(Data items)
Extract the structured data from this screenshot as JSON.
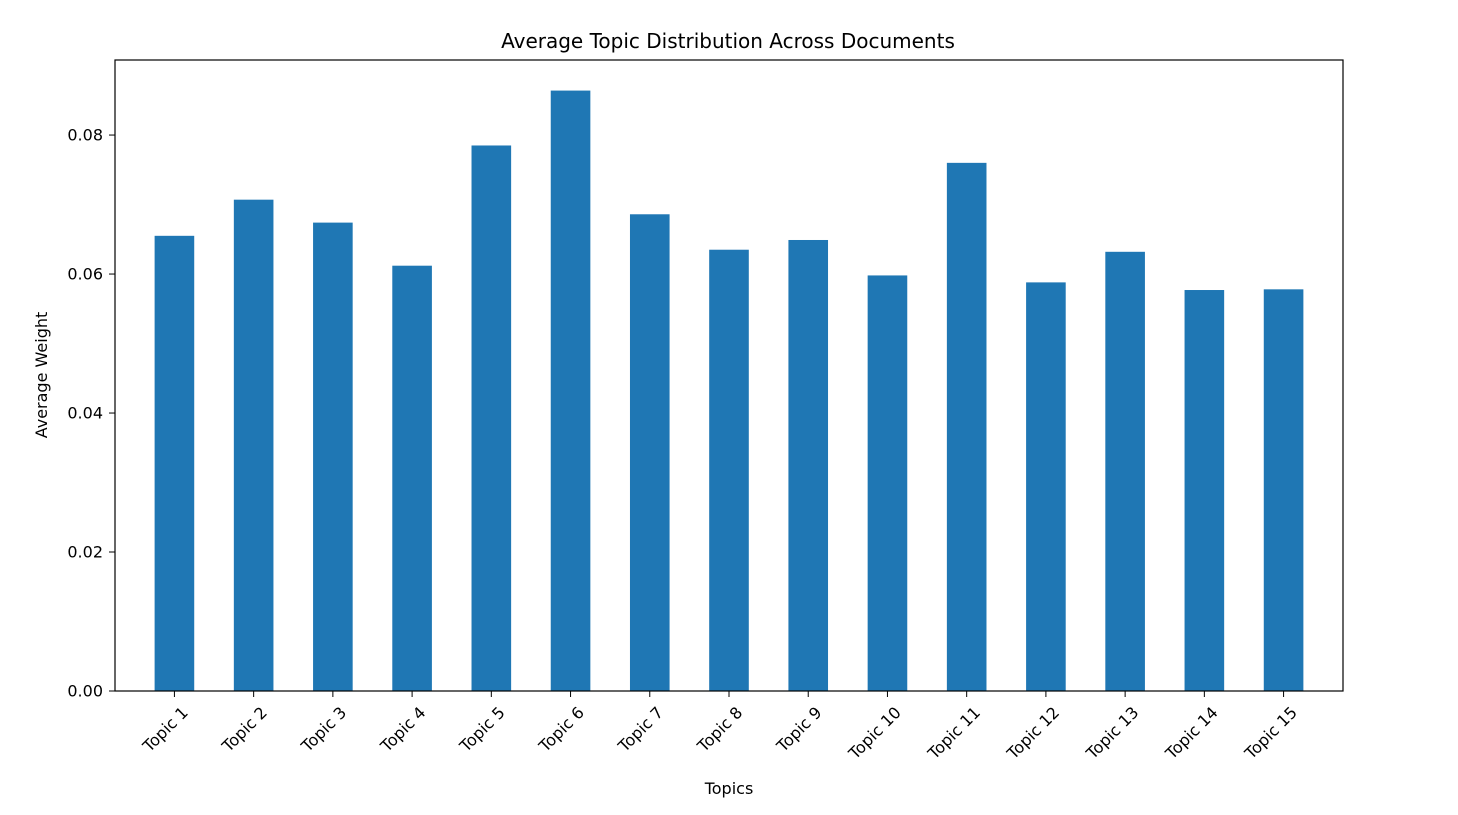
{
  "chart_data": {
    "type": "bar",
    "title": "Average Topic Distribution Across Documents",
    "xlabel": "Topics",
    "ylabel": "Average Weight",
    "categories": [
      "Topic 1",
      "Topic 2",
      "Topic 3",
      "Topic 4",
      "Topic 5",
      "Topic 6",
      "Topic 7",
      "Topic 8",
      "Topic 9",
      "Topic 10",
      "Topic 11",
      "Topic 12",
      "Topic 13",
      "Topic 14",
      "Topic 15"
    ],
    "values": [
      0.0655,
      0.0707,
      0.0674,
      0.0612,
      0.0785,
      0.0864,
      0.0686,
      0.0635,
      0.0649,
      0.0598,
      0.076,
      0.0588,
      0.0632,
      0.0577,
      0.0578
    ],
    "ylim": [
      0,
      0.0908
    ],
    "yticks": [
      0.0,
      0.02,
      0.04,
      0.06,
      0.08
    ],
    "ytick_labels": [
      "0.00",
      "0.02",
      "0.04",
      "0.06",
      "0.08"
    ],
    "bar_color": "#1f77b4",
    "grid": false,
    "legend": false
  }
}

==

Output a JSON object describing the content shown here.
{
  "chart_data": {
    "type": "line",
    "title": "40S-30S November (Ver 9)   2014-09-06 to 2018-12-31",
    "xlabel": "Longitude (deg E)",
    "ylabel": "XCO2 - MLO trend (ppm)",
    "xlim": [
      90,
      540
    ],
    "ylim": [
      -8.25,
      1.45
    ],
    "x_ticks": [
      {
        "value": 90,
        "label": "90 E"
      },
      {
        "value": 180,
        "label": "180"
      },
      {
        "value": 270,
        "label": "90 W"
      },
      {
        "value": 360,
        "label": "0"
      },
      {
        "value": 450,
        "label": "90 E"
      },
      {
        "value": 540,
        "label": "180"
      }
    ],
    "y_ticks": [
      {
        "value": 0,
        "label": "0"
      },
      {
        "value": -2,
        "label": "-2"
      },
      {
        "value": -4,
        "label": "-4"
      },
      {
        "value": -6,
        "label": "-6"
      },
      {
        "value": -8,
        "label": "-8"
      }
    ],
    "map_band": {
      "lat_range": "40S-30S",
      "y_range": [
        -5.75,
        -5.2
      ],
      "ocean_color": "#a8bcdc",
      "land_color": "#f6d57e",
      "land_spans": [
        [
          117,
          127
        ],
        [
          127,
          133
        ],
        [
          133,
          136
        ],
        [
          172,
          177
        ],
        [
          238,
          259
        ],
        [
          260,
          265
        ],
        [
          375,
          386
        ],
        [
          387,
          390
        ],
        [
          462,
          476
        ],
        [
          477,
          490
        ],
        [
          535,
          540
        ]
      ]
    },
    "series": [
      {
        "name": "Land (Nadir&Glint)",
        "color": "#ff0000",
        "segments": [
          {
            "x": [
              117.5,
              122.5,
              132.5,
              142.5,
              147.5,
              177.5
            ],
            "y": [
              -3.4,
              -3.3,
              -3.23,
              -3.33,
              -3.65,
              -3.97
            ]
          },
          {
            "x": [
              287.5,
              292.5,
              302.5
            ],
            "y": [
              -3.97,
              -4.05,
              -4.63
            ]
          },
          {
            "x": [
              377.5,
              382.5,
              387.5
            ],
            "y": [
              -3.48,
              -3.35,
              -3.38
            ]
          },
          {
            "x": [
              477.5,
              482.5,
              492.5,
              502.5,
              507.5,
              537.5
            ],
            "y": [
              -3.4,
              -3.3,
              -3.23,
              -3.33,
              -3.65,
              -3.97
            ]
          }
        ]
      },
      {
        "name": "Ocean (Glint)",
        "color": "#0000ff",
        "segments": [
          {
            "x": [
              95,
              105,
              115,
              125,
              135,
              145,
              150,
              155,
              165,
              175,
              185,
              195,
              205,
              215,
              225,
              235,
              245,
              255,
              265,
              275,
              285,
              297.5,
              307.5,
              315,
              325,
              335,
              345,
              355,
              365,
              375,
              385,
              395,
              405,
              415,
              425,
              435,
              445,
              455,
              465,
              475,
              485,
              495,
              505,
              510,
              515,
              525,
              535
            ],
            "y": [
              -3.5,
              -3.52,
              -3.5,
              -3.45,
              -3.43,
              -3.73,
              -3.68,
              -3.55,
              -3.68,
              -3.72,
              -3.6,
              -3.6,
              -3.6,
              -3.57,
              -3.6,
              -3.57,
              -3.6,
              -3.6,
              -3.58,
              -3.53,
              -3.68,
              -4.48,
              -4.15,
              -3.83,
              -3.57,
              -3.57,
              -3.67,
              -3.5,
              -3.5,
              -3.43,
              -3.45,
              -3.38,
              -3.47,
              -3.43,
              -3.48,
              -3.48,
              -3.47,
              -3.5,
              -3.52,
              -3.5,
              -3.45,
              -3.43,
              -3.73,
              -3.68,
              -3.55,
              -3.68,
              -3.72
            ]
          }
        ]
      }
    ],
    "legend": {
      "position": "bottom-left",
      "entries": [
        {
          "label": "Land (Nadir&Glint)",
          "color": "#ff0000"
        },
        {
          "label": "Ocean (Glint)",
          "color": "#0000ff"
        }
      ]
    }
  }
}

---

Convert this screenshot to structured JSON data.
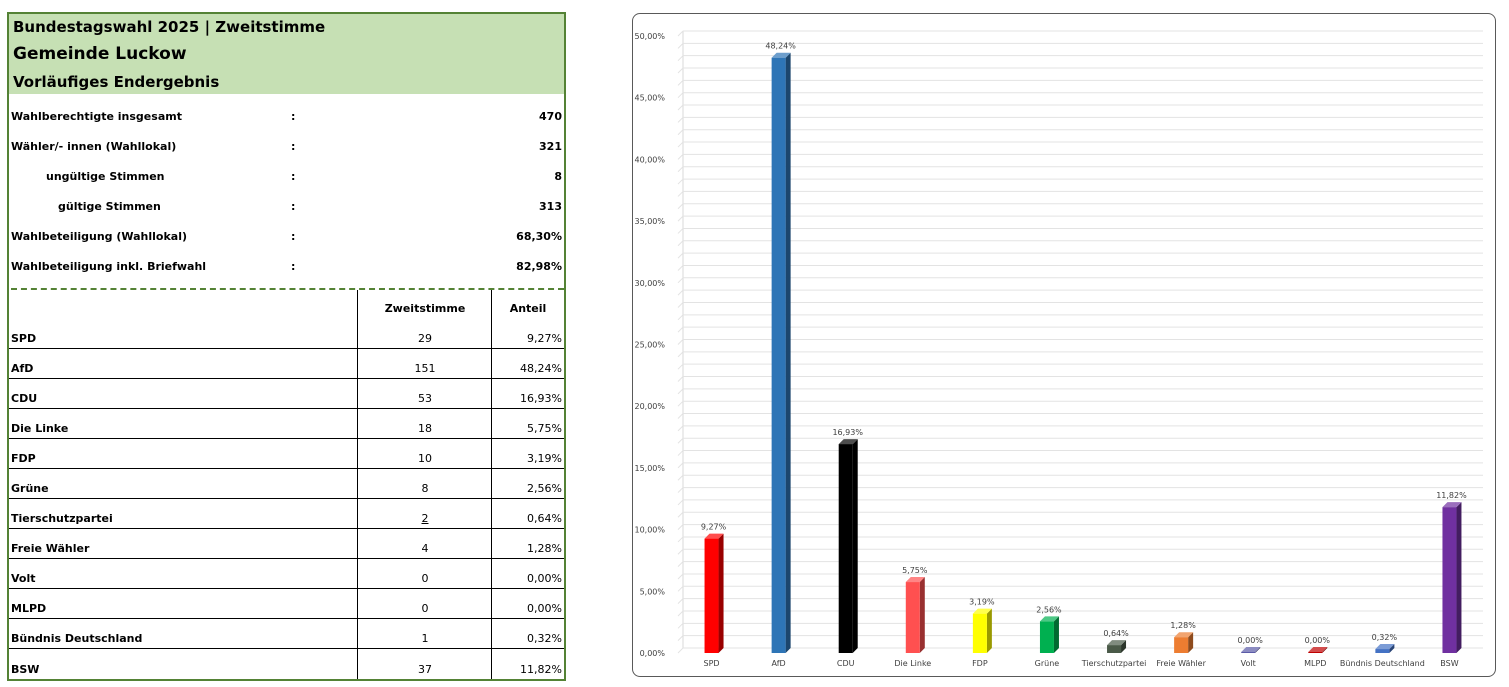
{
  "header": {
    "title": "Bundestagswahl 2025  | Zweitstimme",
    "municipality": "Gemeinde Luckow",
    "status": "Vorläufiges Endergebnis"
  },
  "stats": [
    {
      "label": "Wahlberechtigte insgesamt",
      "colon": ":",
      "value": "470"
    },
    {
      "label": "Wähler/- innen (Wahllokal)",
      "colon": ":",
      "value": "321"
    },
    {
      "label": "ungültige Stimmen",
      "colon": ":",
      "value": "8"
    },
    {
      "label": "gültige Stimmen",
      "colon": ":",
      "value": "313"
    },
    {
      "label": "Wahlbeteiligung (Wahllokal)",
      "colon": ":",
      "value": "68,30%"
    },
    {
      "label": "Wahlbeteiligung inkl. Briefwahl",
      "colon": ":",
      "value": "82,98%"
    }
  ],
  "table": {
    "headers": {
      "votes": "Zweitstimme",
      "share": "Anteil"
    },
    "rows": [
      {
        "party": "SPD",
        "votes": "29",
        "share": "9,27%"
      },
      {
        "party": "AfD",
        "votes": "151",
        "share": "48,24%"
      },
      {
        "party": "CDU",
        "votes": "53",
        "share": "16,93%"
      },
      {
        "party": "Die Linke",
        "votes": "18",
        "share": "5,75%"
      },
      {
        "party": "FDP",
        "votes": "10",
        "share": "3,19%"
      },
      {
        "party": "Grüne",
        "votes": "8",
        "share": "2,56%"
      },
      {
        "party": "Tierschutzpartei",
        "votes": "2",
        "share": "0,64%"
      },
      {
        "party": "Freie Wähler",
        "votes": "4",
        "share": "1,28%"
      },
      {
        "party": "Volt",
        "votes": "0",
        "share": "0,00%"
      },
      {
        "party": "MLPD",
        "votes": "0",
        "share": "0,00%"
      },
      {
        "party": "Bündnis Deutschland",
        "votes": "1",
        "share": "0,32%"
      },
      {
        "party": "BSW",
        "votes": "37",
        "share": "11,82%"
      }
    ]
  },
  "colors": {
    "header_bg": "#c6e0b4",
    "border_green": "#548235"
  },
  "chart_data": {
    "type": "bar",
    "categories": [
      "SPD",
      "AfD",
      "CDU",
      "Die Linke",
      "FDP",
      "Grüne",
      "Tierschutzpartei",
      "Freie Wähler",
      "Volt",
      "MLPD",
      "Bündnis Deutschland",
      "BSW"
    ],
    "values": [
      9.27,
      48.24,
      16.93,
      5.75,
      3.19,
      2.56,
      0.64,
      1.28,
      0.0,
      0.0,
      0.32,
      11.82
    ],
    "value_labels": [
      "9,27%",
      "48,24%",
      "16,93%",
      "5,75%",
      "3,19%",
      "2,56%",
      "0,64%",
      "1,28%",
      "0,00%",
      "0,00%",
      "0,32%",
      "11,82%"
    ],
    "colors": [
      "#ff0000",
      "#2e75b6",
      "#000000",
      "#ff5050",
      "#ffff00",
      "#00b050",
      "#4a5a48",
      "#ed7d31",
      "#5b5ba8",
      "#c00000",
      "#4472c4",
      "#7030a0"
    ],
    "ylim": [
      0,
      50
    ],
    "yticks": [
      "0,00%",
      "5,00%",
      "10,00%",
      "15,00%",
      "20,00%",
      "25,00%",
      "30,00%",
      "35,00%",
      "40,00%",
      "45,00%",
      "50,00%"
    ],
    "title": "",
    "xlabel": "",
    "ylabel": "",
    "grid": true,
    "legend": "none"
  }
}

Aim:
Find all lines where the word "Wahlbeteiligung" appears. Copy them.

Output of the task:
      "label": "Wahlbeteiligung (Wahllokal)",
      "label": "Wahlbeteiligung inkl. Briefwahl",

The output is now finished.